### Extracted records
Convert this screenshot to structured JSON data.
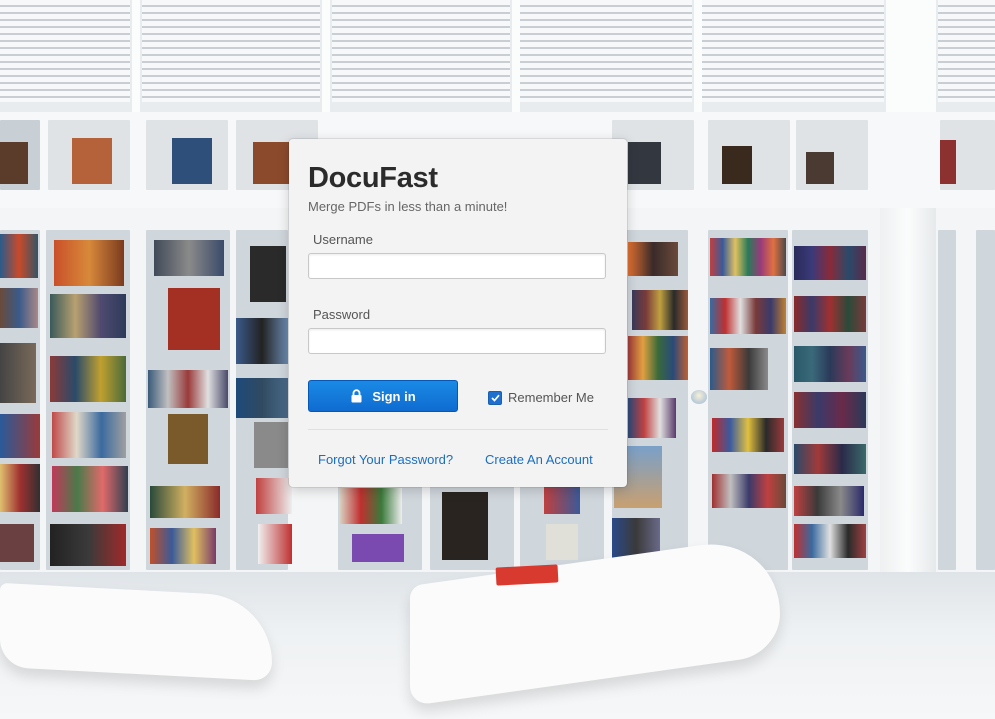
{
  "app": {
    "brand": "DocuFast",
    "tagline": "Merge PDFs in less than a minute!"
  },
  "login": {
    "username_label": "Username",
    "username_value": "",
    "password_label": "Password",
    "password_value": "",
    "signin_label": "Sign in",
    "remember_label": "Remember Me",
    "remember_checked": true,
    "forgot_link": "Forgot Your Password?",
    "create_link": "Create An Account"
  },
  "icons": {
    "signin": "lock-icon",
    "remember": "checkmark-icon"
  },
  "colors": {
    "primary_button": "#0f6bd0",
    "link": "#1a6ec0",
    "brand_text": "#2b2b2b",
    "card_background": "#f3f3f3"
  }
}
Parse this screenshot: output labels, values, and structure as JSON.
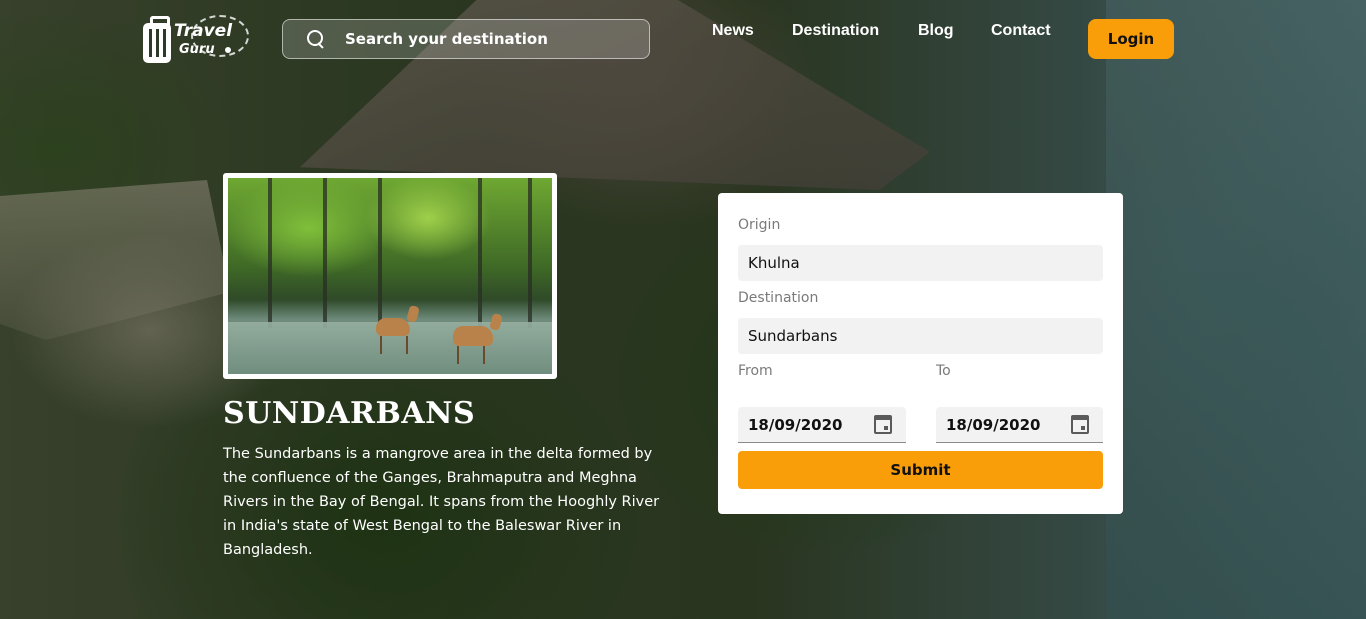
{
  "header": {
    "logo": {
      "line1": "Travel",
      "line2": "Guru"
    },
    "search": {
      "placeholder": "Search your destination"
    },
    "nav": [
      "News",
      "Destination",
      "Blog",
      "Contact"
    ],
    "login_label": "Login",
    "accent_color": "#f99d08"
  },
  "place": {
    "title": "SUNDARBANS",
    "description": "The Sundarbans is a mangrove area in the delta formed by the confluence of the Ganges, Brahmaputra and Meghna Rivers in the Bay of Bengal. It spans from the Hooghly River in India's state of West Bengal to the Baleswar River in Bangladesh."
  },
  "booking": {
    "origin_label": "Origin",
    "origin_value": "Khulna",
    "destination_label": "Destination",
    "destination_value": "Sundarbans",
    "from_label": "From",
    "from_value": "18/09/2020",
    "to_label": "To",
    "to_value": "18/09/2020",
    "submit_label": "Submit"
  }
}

### Instructions to follow
Without the pictures, output the full listing exactly as it stands.

### Solution to this problem
Convert this screenshot to structured JSON data.
{
  "app": {
    "brand": "DocuFast",
    "tagline": "Merge PDFs in less than a minute!"
  },
  "login": {
    "username_label": "Username",
    "username_value": "",
    "password_label": "Password",
    "password_value": "",
    "signin_label": "Sign in",
    "remember_label": "Remember Me",
    "remember_checked": true,
    "forgot_link": "Forgot Your Password?",
    "create_link": "Create An Account"
  },
  "icons": {
    "signin": "lock-icon",
    "remember": "checkmark-icon"
  },
  "colors": {
    "primary_button": "#0f6bd0",
    "link": "#1a6ec0",
    "brand_text": "#2b2b2b",
    "card_background": "#f3f3f3"
  }
}
Parse this screenshot: output labels, values, and structure as JSON.
{
  "header": {
    "logo": {
      "line1": "Travel",
      "line2": "Guru"
    },
    "search": {
      "placeholder": "Search your destination"
    },
    "nav": [
      "News",
      "Destination",
      "Blog",
      "Contact"
    ],
    "login_label": "Login",
    "accent_color": "#f99d08"
  },
  "place": {
    "title": "SUNDARBANS",
    "description": "The Sundarbans is a mangrove area in the delta formed by the confluence of the Ganges, Brahmaputra and Meghna Rivers in the Bay of Bengal. It spans from the Hooghly River in India's state of West Bengal to the Baleswar River in Bangladesh."
  },
  "booking": {
    "origin_label": "Origin",
    "origin_value": "Khulna",
    "destination_label": "Destination",
    "destination_value": "Sundarbans",
    "from_label": "From",
    "from_value": "18/09/2020",
    "to_label": "To",
    "to_value": "18/09/2020",
    "submit_label": "Submit"
  }
}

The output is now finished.